Start of Data for this task

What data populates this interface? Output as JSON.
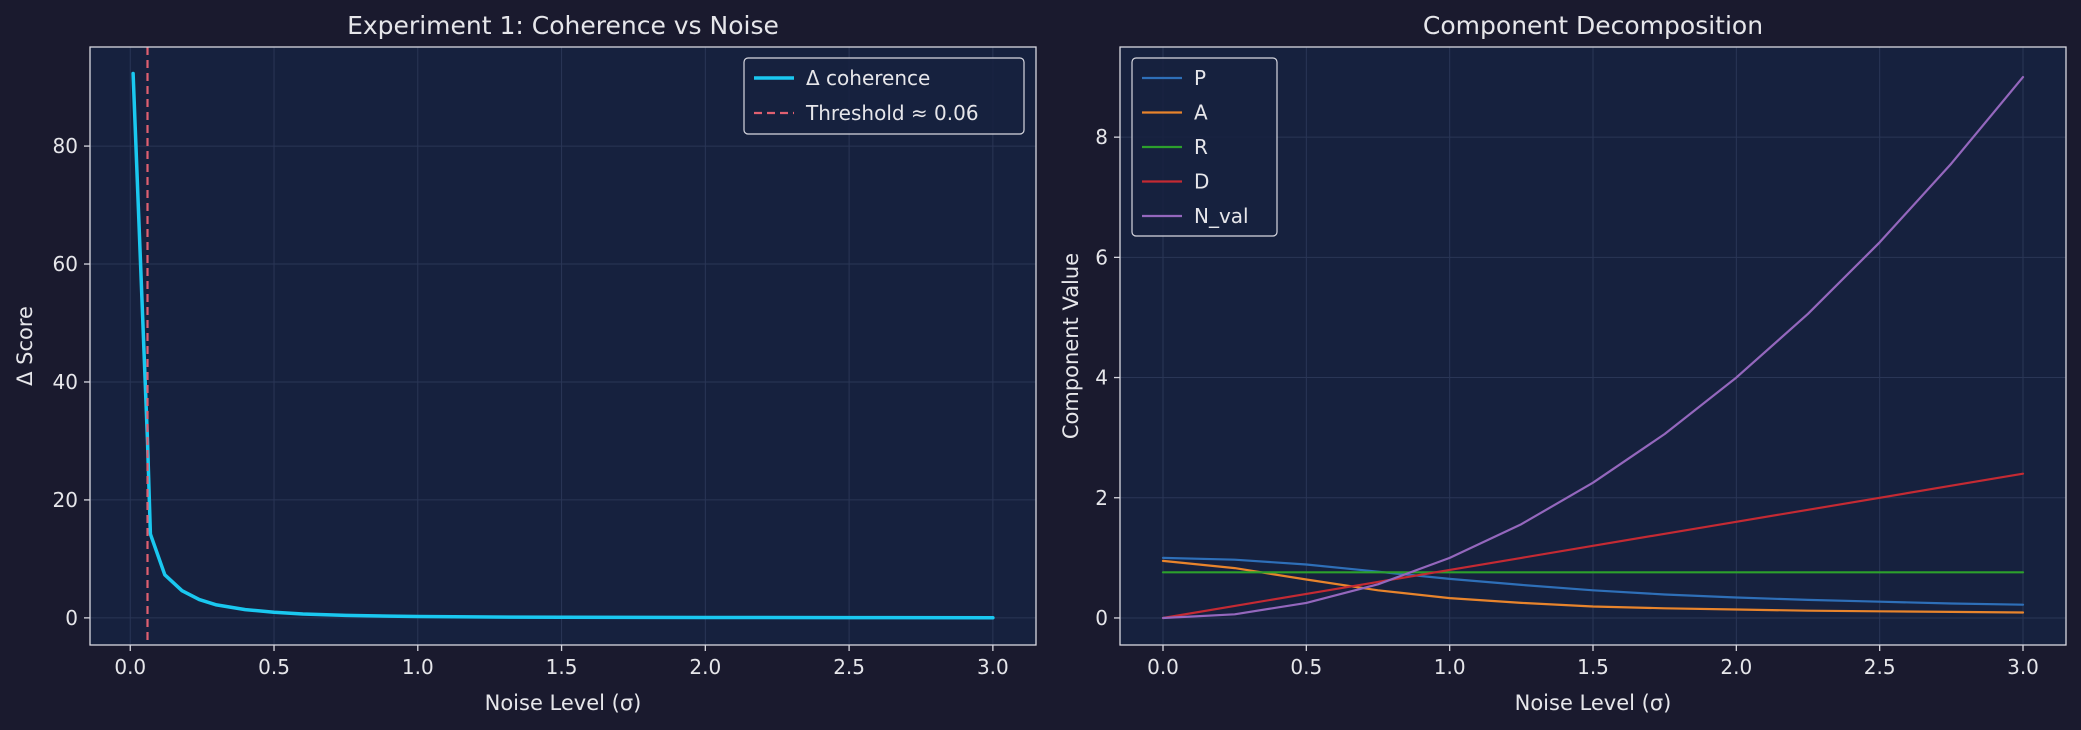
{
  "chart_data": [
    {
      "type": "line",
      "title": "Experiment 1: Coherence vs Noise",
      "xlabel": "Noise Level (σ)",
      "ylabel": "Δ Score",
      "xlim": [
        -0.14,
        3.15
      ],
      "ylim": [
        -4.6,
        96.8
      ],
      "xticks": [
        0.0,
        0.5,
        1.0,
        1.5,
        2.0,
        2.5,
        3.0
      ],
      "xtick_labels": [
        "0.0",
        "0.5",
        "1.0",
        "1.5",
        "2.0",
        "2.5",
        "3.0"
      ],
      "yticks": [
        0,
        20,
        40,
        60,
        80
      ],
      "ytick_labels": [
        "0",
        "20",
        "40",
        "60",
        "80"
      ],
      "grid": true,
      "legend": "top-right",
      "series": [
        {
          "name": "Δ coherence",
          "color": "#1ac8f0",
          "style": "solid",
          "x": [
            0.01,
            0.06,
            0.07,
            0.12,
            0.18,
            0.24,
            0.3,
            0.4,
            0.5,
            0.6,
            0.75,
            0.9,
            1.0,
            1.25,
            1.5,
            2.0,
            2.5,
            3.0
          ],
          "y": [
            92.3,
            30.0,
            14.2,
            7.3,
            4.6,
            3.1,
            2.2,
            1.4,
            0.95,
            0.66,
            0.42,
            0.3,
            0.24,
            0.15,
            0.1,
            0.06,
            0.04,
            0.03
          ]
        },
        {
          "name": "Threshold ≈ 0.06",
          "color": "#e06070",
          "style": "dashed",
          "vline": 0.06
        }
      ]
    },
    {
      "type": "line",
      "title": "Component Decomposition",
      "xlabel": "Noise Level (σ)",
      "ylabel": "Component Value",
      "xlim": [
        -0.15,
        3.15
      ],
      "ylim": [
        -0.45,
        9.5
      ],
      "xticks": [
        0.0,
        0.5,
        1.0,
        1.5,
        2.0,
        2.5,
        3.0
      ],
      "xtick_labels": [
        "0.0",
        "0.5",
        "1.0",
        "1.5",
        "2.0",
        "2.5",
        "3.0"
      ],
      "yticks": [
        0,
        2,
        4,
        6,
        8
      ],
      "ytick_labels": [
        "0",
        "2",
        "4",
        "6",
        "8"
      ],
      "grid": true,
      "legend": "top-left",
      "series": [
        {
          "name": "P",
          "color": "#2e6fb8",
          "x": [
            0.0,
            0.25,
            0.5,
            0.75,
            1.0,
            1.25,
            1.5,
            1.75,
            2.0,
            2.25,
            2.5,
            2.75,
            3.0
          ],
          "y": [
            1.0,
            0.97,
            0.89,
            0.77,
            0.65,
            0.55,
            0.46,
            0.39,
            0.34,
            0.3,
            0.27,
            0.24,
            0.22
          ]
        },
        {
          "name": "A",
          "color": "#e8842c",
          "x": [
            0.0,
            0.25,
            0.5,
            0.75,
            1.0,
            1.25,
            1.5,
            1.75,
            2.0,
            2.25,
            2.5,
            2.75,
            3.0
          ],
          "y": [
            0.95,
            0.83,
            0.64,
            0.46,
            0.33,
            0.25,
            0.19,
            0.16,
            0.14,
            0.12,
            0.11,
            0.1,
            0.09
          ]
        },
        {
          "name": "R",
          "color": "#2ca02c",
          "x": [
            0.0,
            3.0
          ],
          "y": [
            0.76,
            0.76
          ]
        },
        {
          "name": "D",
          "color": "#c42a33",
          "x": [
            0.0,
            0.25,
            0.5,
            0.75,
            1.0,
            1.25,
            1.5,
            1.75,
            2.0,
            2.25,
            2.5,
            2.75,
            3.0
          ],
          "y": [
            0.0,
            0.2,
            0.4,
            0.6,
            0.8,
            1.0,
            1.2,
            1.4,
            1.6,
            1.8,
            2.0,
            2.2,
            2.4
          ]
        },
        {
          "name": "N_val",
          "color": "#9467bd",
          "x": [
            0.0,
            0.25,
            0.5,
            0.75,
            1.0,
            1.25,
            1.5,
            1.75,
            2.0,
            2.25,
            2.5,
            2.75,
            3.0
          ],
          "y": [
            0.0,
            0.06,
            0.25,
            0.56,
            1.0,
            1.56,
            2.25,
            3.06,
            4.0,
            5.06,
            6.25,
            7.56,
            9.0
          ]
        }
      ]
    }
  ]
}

End of Data for this task

Written task: From the records given above, reproduce all text exactly and exclude each picture.

Reply:
What data populates this interface? Output as JSON.
{
  "chart_data": [
    {
      "type": "line",
      "title": "Experiment 1: Coherence vs Noise",
      "xlabel": "Noise Level (σ)",
      "ylabel": "Δ Score",
      "xlim": [
        -0.14,
        3.15
      ],
      "ylim": [
        -4.6,
        96.8
      ],
      "xticks": [
        0.0,
        0.5,
        1.0,
        1.5,
        2.0,
        2.5,
        3.0
      ],
      "xtick_labels": [
        "0.0",
        "0.5",
        "1.0",
        "1.5",
        "2.0",
        "2.5",
        "3.0"
      ],
      "yticks": [
        0,
        20,
        40,
        60,
        80
      ],
      "ytick_labels": [
        "0",
        "20",
        "40",
        "60",
        "80"
      ],
      "grid": true,
      "legend": "top-right",
      "series": [
        {
          "name": "Δ coherence",
          "color": "#1ac8f0",
          "style": "solid",
          "x": [
            0.01,
            0.06,
            0.07,
            0.12,
            0.18,
            0.24,
            0.3,
            0.4,
            0.5,
            0.6,
            0.75,
            0.9,
            1.0,
            1.25,
            1.5,
            2.0,
            2.5,
            3.0
          ],
          "y": [
            92.3,
            30.0,
            14.2,
            7.3,
            4.6,
            3.1,
            2.2,
            1.4,
            0.95,
            0.66,
            0.42,
            0.3,
            0.24,
            0.15,
            0.1,
            0.06,
            0.04,
            0.03
          ]
        },
        {
          "name": "Threshold ≈ 0.06",
          "color": "#e06070",
          "style": "dashed",
          "vline": 0.06
        }
      ]
    },
    {
      "type": "line",
      "title": "Component Decomposition",
      "xlabel": "Noise Level (σ)",
      "ylabel": "Component Value",
      "xlim": [
        -0.15,
        3.15
      ],
      "ylim": [
        -0.45,
        9.5
      ],
      "xticks": [
        0.0,
        0.5,
        1.0,
        1.5,
        2.0,
        2.5,
        3.0
      ],
      "xtick_labels": [
        "0.0",
        "0.5",
        "1.0",
        "1.5",
        "2.0",
        "2.5",
        "3.0"
      ],
      "yticks": [
        0,
        2,
        4,
        6,
        8
      ],
      "ytick_labels": [
        "0",
        "2",
        "4",
        "6",
        "8"
      ],
      "grid": true,
      "legend": "top-left",
      "series": [
        {
          "name": "P",
          "color": "#2e6fb8",
          "x": [
            0.0,
            0.25,
            0.5,
            0.75,
            1.0,
            1.25,
            1.5,
            1.75,
            2.0,
            2.25,
            2.5,
            2.75,
            3.0
          ],
          "y": [
            1.0,
            0.97,
            0.89,
            0.77,
            0.65,
            0.55,
            0.46,
            0.39,
            0.34,
            0.3,
            0.27,
            0.24,
            0.22
          ]
        },
        {
          "name": "A",
          "color": "#e8842c",
          "x": [
            0.0,
            0.25,
            0.5,
            0.75,
            1.0,
            1.25,
            1.5,
            1.75,
            2.0,
            2.25,
            2.5,
            2.75,
            3.0
          ],
          "y": [
            0.95,
            0.83,
            0.64,
            0.46,
            0.33,
            0.25,
            0.19,
            0.16,
            0.14,
            0.12,
            0.11,
            0.1,
            0.09
          ]
        },
        {
          "name": "R",
          "color": "#2ca02c",
          "x": [
            0.0,
            3.0
          ],
          "y": [
            0.76,
            0.76
          ]
        },
        {
          "name": "D",
          "color": "#c42a33",
          "x": [
            0.0,
            0.25,
            0.5,
            0.75,
            1.0,
            1.25,
            1.5,
            1.75,
            2.0,
            2.25,
            2.5,
            2.75,
            3.0
          ],
          "y": [
            0.0,
            0.2,
            0.4,
            0.6,
            0.8,
            1.0,
            1.2,
            1.4,
            1.6,
            1.8,
            2.0,
            2.2,
            2.4
          ]
        },
        {
          "name": "N_val",
          "color": "#9467bd",
          "x": [
            0.0,
            0.25,
            0.5,
            0.75,
            1.0,
            1.25,
            1.5,
            1.75,
            2.0,
            2.25,
            2.5,
            2.75,
            3.0
          ],
          "y": [
            0.0,
            0.06,
            0.25,
            0.56,
            1.0,
            1.56,
            2.25,
            3.06,
            4.0,
            5.06,
            6.25,
            7.56,
            9.0
          ]
        }
      ]
    }
  ]
}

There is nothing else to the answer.